#### Available data ####

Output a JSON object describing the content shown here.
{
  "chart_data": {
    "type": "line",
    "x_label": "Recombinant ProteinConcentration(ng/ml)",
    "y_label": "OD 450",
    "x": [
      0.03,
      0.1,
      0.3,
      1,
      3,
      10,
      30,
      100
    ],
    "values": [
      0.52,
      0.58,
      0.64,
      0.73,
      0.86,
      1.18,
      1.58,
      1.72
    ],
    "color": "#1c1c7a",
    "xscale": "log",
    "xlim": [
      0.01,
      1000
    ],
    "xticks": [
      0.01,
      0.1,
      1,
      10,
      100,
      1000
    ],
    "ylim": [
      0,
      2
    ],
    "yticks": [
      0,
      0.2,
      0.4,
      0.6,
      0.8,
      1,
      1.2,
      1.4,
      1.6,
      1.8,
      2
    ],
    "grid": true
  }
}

####

• **What to work on**
Put down all the data once more, exactly as it appears above.

• **Response to the exercise**
Output a JSON object describing the content shown here.
{
  "chart_data": {
    "type": "line",
    "x_label": "Recombinant ProteinConcentration(ng/ml)",
    "y_label": "OD 450",
    "x": [
      0.03,
      0.1,
      0.3,
      1,
      3,
      10,
      30,
      100
    ],
    "values": [
      0.52,
      0.58,
      0.64,
      0.73,
      0.86,
      1.18,
      1.58,
      1.72
    ],
    "color": "#1c1c7a",
    "xscale": "log",
    "xlim": [
      0.01,
      1000
    ],
    "xticks": [
      0.01,
      0.1,
      1,
      10,
      100,
      1000
    ],
    "ylim": [
      0,
      2
    ],
    "yticks": [
      0,
      0.2,
      0.4,
      0.6,
      0.8,
      1,
      1.2,
      1.4,
      1.6,
      1.8,
      2
    ],
    "grid": true
  }
}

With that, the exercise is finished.